Chart and figure data:
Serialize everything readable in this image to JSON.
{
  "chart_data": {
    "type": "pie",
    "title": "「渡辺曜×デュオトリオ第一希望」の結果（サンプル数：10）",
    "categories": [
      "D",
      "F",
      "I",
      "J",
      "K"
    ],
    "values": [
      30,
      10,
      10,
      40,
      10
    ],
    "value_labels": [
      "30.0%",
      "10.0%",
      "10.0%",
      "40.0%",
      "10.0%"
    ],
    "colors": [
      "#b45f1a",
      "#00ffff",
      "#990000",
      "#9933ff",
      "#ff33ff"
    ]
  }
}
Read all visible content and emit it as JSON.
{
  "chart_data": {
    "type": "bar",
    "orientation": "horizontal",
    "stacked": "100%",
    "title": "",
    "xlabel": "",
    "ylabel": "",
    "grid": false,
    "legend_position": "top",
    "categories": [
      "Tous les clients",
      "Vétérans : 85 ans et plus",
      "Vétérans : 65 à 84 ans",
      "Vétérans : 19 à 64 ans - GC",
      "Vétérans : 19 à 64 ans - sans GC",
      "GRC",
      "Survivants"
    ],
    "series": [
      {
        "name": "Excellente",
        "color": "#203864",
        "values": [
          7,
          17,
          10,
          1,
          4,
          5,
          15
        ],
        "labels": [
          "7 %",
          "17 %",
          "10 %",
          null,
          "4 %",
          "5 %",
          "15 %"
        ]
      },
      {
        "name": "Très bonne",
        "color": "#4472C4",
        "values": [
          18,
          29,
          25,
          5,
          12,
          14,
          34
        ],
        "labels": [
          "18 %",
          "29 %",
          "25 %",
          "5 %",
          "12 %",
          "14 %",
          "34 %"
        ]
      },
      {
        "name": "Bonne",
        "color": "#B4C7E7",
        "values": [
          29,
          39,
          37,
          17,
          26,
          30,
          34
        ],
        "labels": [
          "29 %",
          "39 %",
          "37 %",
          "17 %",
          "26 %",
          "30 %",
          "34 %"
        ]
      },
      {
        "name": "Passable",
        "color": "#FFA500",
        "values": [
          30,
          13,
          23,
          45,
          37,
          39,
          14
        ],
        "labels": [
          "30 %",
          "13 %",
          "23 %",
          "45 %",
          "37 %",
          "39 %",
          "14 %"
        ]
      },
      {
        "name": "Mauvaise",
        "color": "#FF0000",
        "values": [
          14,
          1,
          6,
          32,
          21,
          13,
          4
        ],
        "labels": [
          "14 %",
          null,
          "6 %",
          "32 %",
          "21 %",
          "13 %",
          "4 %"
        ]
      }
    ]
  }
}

SHORT TASK -
Please return the data above exactly as given.

EXERCISE RESPONSE -
Serialize everything readable in this image to JSON.
{
  "chart_data": {
    "type": "pie",
    "title": "「渡辺曜×デュオトリオ第一希望」の結果（サンプル数：10）",
    "categories": [
      "D",
      "F",
      "I",
      "J",
      "K"
    ],
    "values": [
      30,
      10,
      10,
      40,
      10
    ],
    "value_labels": [
      "30.0%",
      "10.0%",
      "10.0%",
      "40.0%",
      "10.0%"
    ],
    "colors": [
      "#b45f1a",
      "#00ffff",
      "#990000",
      "#9933ff",
      "#ff33ff"
    ]
  }
}
Read all visible content and emit it as JSON.
{
  "chart_data": {
    "type": "bar",
    "orientation": "horizontal",
    "stacked": "100%",
    "title": "",
    "xlabel": "",
    "ylabel": "",
    "grid": false,
    "legend_position": "top",
    "categories": [
      "Tous les clients",
      "Vétérans : 85 ans et plus",
      "Vétérans : 65 à 84 ans",
      "Vétérans : 19 à 64 ans - GC",
      "Vétérans : 19 à 64 ans - sans GC",
      "GRC",
      "Survivants"
    ],
    "series": [
      {
        "name": "Excellente",
        "color": "#203864",
        "values": [
          7,
          17,
          10,
          1,
          4,
          5,
          15
        ],
        "labels": [
          "7 %",
          "17 %",
          "10 %",
          null,
          "4 %",
          "5 %",
          "15 %"
        ]
      },
      {
        "name": "Très bonne",
        "color": "#4472C4",
        "values": [
          18,
          29,
          25,
          5,
          12,
          14,
          34
        ],
        "labels": [
          "18 %",
          "29 %",
          "25 %",
          "5 %",
          "12 %",
          "14 %",
          "34 %"
        ]
      },
      {
        "name": "Bonne",
        "color": "#B4C7E7",
        "values": [
          29,
          39,
          37,
          17,
          26,
          30,
          34
        ],
        "labels": [
          "29 %",
          "39 %",
          "37 %",
          "17 %",
          "26 %",
          "30 %",
          "34 %"
        ]
      },
      {
        "name": "Passable",
        "color": "#FFA500",
        "values": [
          30,
          13,
          23,
          45,
          37,
          39,
          14
        ],
        "labels": [
          "30 %",
          "13 %",
          "23 %",
          "45 %",
          "37 %",
          "39 %",
          "14 %"
        ]
      },
      {
        "name": "Mauvaise",
        "color": "#FF0000",
        "values": [
          14,
          1,
          6,
          32,
          21,
          13,
          4
        ],
        "labels": [
          "14 %",
          null,
          "6 %",
          "32 %",
          "21 %",
          "13 %",
          "4 %"
        ]
      }
    ]
  }
}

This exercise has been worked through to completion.